> **DO THIS**
Continue the plot summary about the narrator and the Sergeant from its last sentence.

> **SELECTION**
The narrator asks when he will be hanged and is told, “Tomorrow morning if we have the scaffold up in time and unless it is raining” (126). Since he will be dead soon, the narrator asks if Pluck will tell him about the “readings,” mysterious numbers he has heard the policemen talking about. The sergeant shows him to MacCruiskeen’s bedroom and says that there is a magical map of the parish on the ceiling. The map also shows the road to eternity, according to the Sergeant. The narrator asks if they will be able to get back and the Sergeant explains that there is an elevator. They set out down the lane in that direction.


They pass through an overgrown path and to a stone building. They enter, going into a stone box that weighs the narrator, then plummets downward. The narrator is terrified but the Sergeant remarks casually that that was the elevator he was referring to. They walk down a dimly lit hallway, which has a series of small doors that remind the narrator of “ovens or furnace-doors or safe-deposits such as banks have” (135). They come to an airy, circular hall. It is filled with machinery with wires and clock-like objects, which the Sergeant inspects. The narrator hears a loud hammering. MacCruiskeen emerges from behind the largest of the machines.

[Layout records]

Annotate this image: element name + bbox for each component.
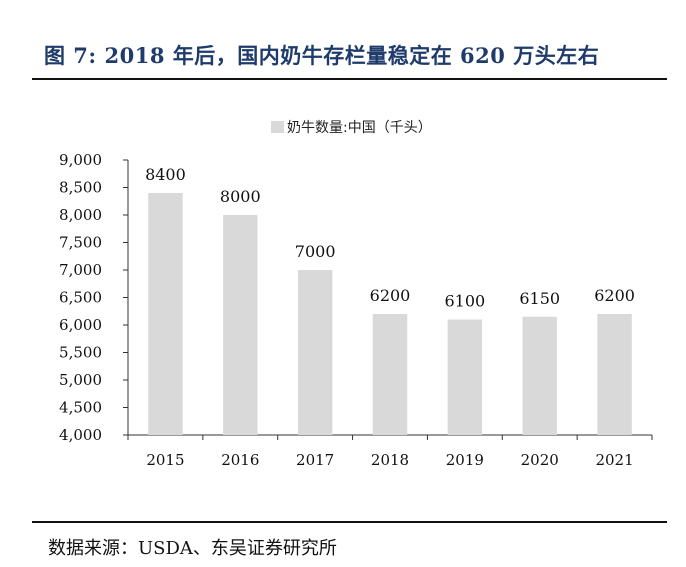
legend-label: 奶牛数量:中国（千头）	[287, 120, 432, 136]
bar	[522, 316, 557, 435]
y-tick-label: 4,500	[59, 399, 102, 417]
y-axis: 4,000 4,500 5,000 5,500 6,000 6,500 7,000 7,500…	[59, 151, 129, 444]
x-tick-label: 2017	[296, 451, 334, 469]
legend: 奶牛数量:中国（千头）	[271, 120, 432, 136]
x-axis: 2015 2016 2017 2018 2019 2020 2021	[127, 434, 653, 469]
bar	[597, 314, 632, 435]
y-tick-label: 8,500	[59, 179, 102, 197]
data-label: 8400	[145, 165, 186, 184]
source-note: 数据来源：USDA、东吴证券研究所	[48, 538, 337, 559]
x-tick-label: 2018	[371, 451, 409, 469]
legend-swatch	[271, 121, 284, 133]
figure-title: 图 7: 2018 年后，国内奶牛存栏量稳定在 620 万头左右	[44, 43, 600, 68]
data-labels: 8400 8000 7000 6200 6100 6150 6200	[145, 165, 635, 311]
data-label: 6100	[444, 292, 485, 311]
data-label: 6200	[594, 286, 635, 305]
y-tick-label: 7,000	[59, 261, 102, 279]
top-rule	[32, 78, 667, 80]
data-label: 6200	[370, 286, 411, 305]
bottom-rule	[32, 521, 667, 523]
x-tick-label: 2016	[221, 451, 259, 469]
y-tick-label: 6,500	[59, 289, 102, 307]
y-tick-label: 7,500	[59, 234, 102, 252]
bar	[148, 193, 183, 435]
x-tick-label: 2020	[521, 451, 559, 469]
y-tick-label: 5,500	[59, 344, 102, 362]
x-tick-label: 2019	[446, 451, 484, 469]
y-tick-label: 4,000	[59, 426, 102, 444]
y-tick-label: 8,000	[59, 206, 102, 224]
bar-chart: 奶牛数量:中国（千头） 4,000 4,500 5,000 5,500 6,000 6,5…	[59, 120, 653, 469]
data-label: 7000	[295, 242, 336, 261]
x-tick-label: 2015	[146, 451, 184, 469]
bar	[372, 314, 408, 435]
x-tick-label: 2021	[595, 451, 633, 469]
bar	[447, 319, 483, 435]
y-tick-label: 6,000	[59, 316, 102, 334]
bar	[223, 215, 258, 435]
data-label: 6150	[519, 289, 560, 308]
y-tick-label: 9,000	[59, 151, 102, 169]
bar	[297, 270, 333, 435]
y-tick-label: 5,000	[59, 371, 102, 389]
bars	[148, 193, 632, 435]
data-label: 8000	[220, 187, 261, 206]
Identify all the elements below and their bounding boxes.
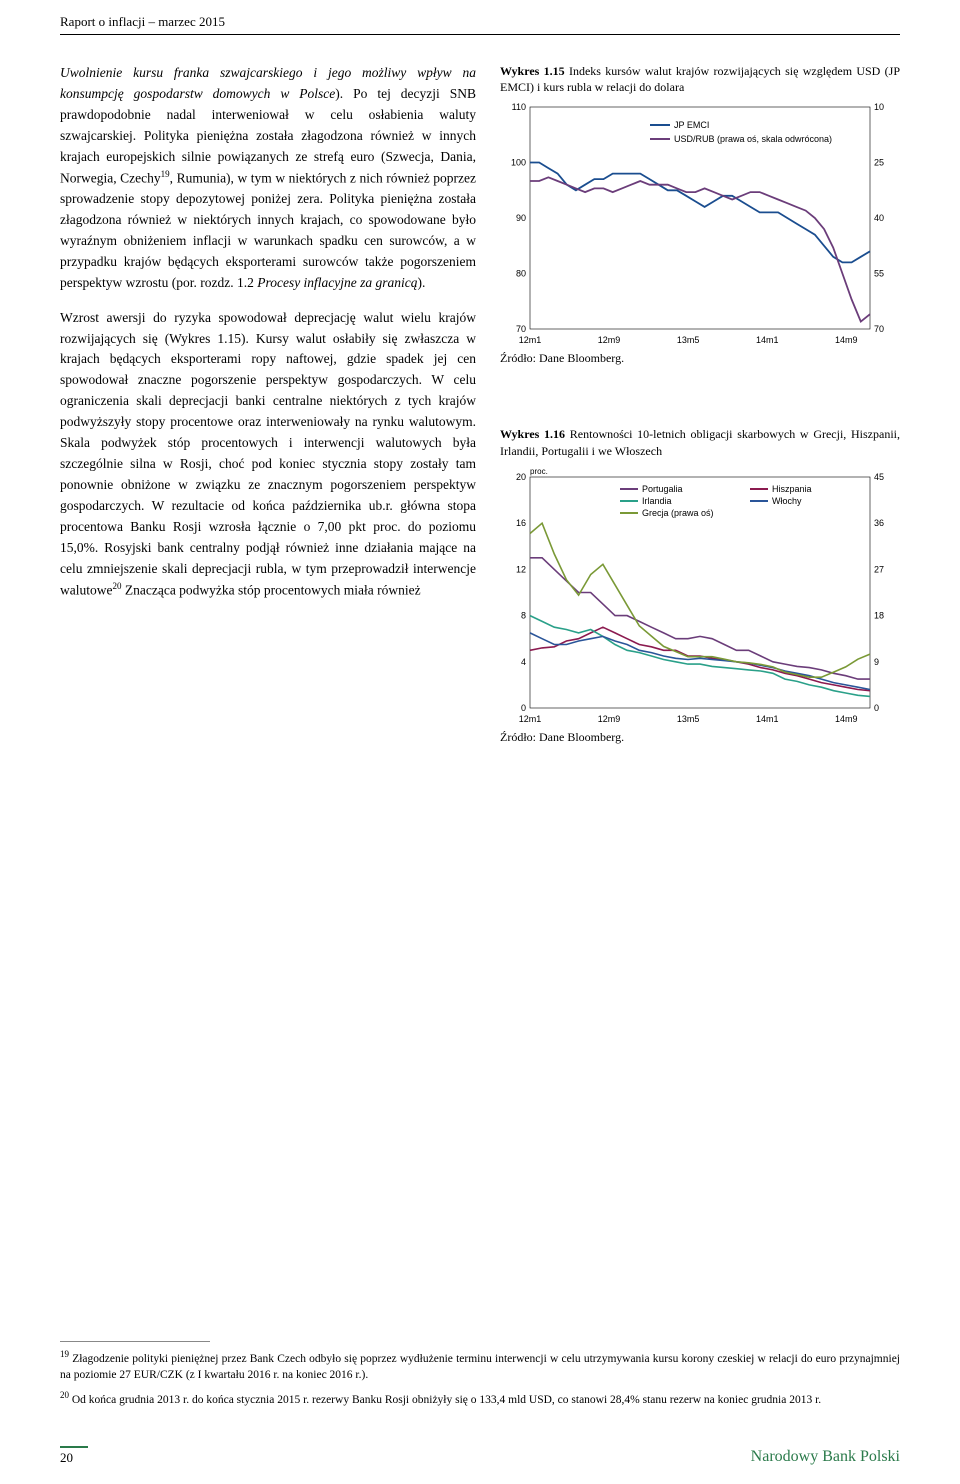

> **EXPECTED ANSWER**
The narrator asks if this is eternity, and the Sergeant explains that you do not age in this place: “Your pipe will smoke all day and will still be full and a glass of whiskey will still be there no matter how much of it you drink and it does not matter in any case because it will not make you drunker than your own sobriety” (138). The narrator asks about the Sergeant’s bicycle and he pulls a brand-new one from one of the oven-type doors on the walls.


MacCruiskeen opens a cabinet, in which biscuit boxes are raining down. The Sergeant tells the narrator it will show anything one asks to see. The narrator asks for items including blocks of gold, jewels, whiskey, and a new suit. He also asks for a small weapon, and is given an object that will reduce a man to grey powder. 


As they leave, the Sergeant explains the importance of the daily readings that relate to the beam, levers, and pilot light in eternity: “Attend to your daily readings and your conscience will be as clear as a clean shirt on Sunday morning” (143). When they approach the elevator again, the policemen warn the narrator not to enter with his bag of valuable objects—if you don’t weigh the same as you did originally, you will be sent downward where none have gone before. The narrator sobs at leaving his new treasures behind and they come back up in the elevator. They go back to the barracks and the narrator goes to sleep.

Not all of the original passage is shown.